• _What to do_
Collect every line of the records below that contains the word "note".

• _Entries_
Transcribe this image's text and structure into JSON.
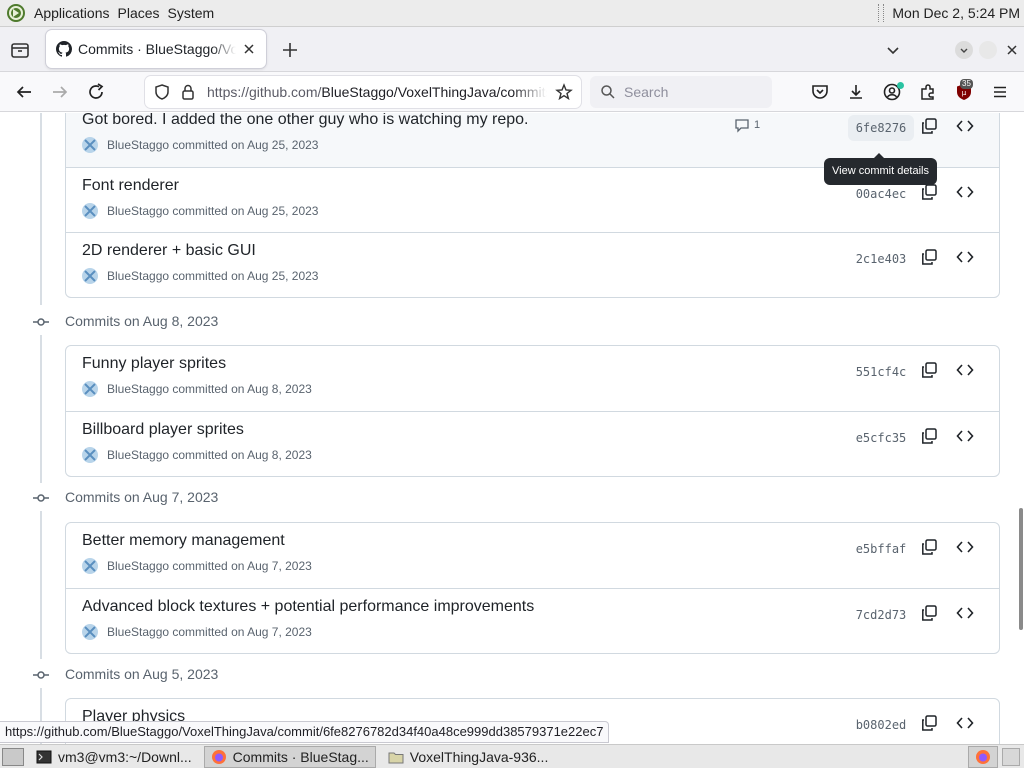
{
  "panel": {
    "menus": [
      "Applications",
      "Places",
      "System"
    ],
    "clock": "Mon Dec  2,  5:24 PM"
  },
  "tab": {
    "title": "Commits · BlueStaggo/VoxelThingJava"
  },
  "urlbar": {
    "prefix": "https://github.com/",
    "rest": "BlueStaggo/VoxelThingJava/commits"
  },
  "search": {
    "placeholder": "Search"
  },
  "extensions": {
    "ublock_badge": "35"
  },
  "tooltip": "View commit details",
  "groups": [
    {
      "heading": "",
      "commits": [
        {
          "message": "Got bored. I added the one other guy who is watching my repo.",
          "meta": "BlueStaggo committed on Aug 25, 2023",
          "sha": "6fe8276",
          "comments": "1"
        },
        {
          "message": "Font renderer",
          "meta": "BlueStaggo committed on Aug 25, 2023",
          "sha": "00ac4ec"
        },
        {
          "message": "2D renderer + basic GUI",
          "meta": "BlueStaggo committed on Aug 25, 2023",
          "sha": "2c1e403"
        }
      ]
    },
    {
      "heading": "Commits on Aug 8, 2023",
      "commits": [
        {
          "message": "Funny player sprites",
          "meta": "BlueStaggo committed on Aug 8, 2023",
          "sha": "551cf4c"
        },
        {
          "message": "Billboard player sprites",
          "meta": "BlueStaggo committed on Aug 8, 2023",
          "sha": "e5cfc35"
        }
      ]
    },
    {
      "heading": "Commits on Aug 7, 2023",
      "commits": [
        {
          "message": "Better memory management",
          "meta": "BlueStaggo committed on Aug 7, 2023",
          "sha": "e5bffaf"
        },
        {
          "message": "Advanced block textures + potential performance improvements",
          "meta": "BlueStaggo committed on Aug 7, 2023",
          "sha": "7cd2d73"
        }
      ]
    },
    {
      "heading": "Commits on Aug 5, 2023",
      "commits": [
        {
          "message": "Player physics",
          "meta": "",
          "sha": "b0802ed"
        }
      ]
    }
  ],
  "status_url": "https://github.com/BlueStaggo/VoxelThingJava/commit/6fe8276782d34f40a48ce999dd38579371e22ec7",
  "taskbar": {
    "tasks": [
      {
        "label": "vm3@vm3:~/Downl...",
        "icon": "terminal-icon"
      },
      {
        "label": "Commits · BlueStag...",
        "icon": "firefox-icon",
        "active": true
      },
      {
        "label": "VoxelThingJava-936...",
        "icon": "folder-icon"
      }
    ]
  },
  "colors": {
    "accent": "#0969da",
    "tooltip_bg": "#25292e",
    "border": "#d1d9e0",
    "muted": "#59636e"
  }
}
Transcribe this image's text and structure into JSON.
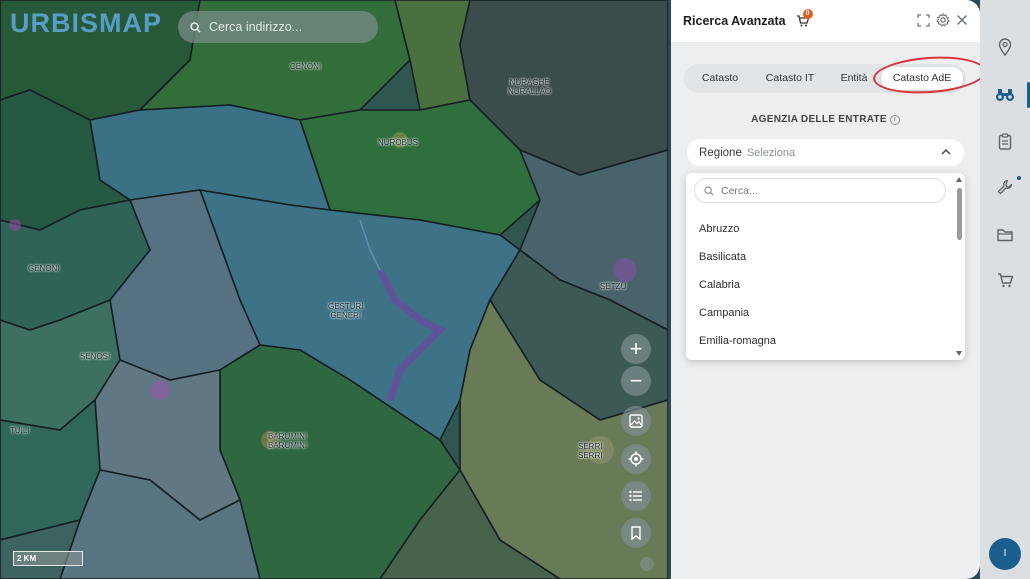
{
  "map": {
    "logo_text": "URBISMAP",
    "search_placeholder": "Cerca indirizzo...",
    "zoom_in": "+",
    "zoom_out": "−",
    "scale_label": "2 KM",
    "place_labels": [
      "CENONI",
      "NURAGHE\nNURALLAO",
      "NUROBUS",
      "GESTURI\nGENERI",
      "SENOSI",
      "BARUMINI\nBARUMINI",
      "TUILI",
      "SETZU",
      "GENONI",
      "SERRI\nSERRI"
    ]
  },
  "panel": {
    "title": "Ricerca Avanzata",
    "cart_badge": "0",
    "tabs": [
      {
        "label": "Catasto"
      },
      {
        "label": "Catasto IT"
      },
      {
        "label": "Entità"
      },
      {
        "label": "Catasto AdE"
      }
    ],
    "section_title": "AGENZIA DELLE ENTRATE",
    "info_icon_text": "i",
    "region": {
      "label": "Regione",
      "value": "Seleziona"
    },
    "dropdown": {
      "search_placeholder": "Cerca...",
      "items": [
        "Abruzzo",
        "Basilicata",
        "Calabria",
        "Campania",
        "Emilia-romagna"
      ]
    }
  },
  "sidebar": {
    "icons": [
      "map-pin-icon",
      "binoculars-icon",
      "clipboard-icon",
      "wrench-icon",
      "folder-icon",
      "cart-icon"
    ],
    "avatar_initial": "I"
  },
  "colors": {
    "accent": "#1b5f8f",
    "annotation": "#d9323a",
    "badge": "#e55a1f"
  }
}
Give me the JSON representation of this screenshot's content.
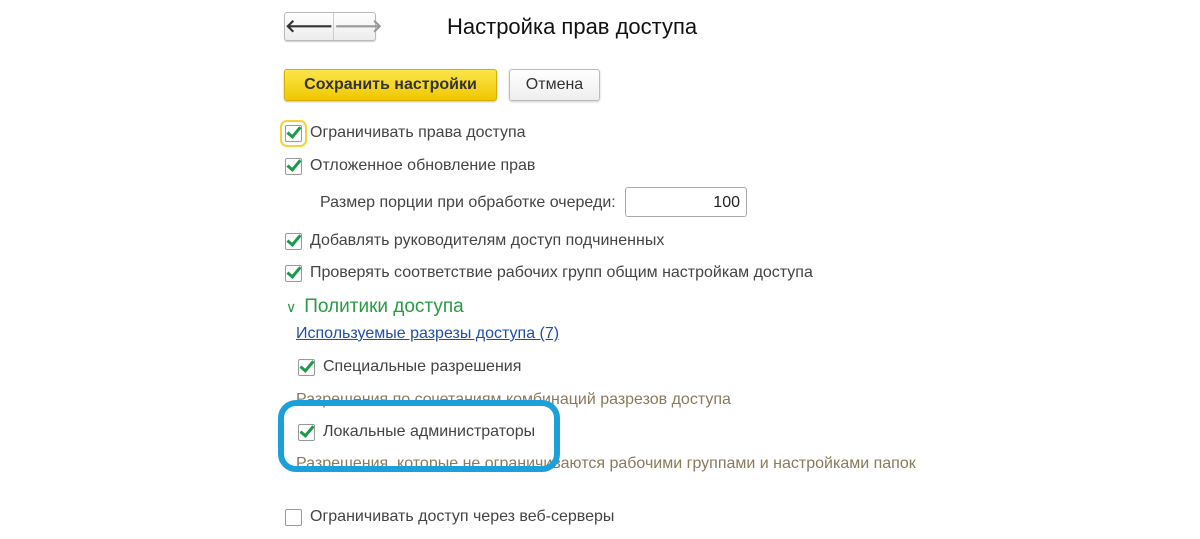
{
  "header": {
    "title": "Настройка прав доступа",
    "back_icon": "arrow-left",
    "forward_icon": "arrow-right"
  },
  "toolbar": {
    "save_label": "Сохранить настройки",
    "cancel_label": "Отмена"
  },
  "options": {
    "restrict_access": {
      "label": "Ограничивать права доступа",
      "checked": true
    },
    "deferred_update": {
      "label": "Отложенное обновление прав",
      "checked": true
    },
    "batch_size": {
      "label": "Размер порции при обработке очереди:",
      "value": "100"
    },
    "managers_access": {
      "label": "Добавлять руководителям доступ подчиненных",
      "checked": true
    },
    "check_workgroups": {
      "label": "Проверять соответствие рабочих групп общим настройкам доступа",
      "checked": true
    }
  },
  "policies": {
    "title": "Политики доступа",
    "link": "Используемые разрезы доступа (7)",
    "special": {
      "label": "Специальные разрешения",
      "checked": true,
      "note": "Разрешения по сочетаниям комбинаций разрезов доступа"
    },
    "local_admins": {
      "label": "Локальные администраторы",
      "checked": true,
      "note": "Разрешения, которые не ограничиваются рабочими группами и настройками папок"
    }
  },
  "web": {
    "label": "Ограничивать доступ через веб-серверы",
    "checked": false
  },
  "colors": {
    "highlight": "#1ca0dc",
    "accent": "#f0c800",
    "group": "#2a9a44"
  }
}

• _Exercise output_
      "note": "Разрешения по сочетаниям комбинаций разрезов доступа"
      "note": "Разрешения, которые не ограничиваются рабочими группами и настройками папок"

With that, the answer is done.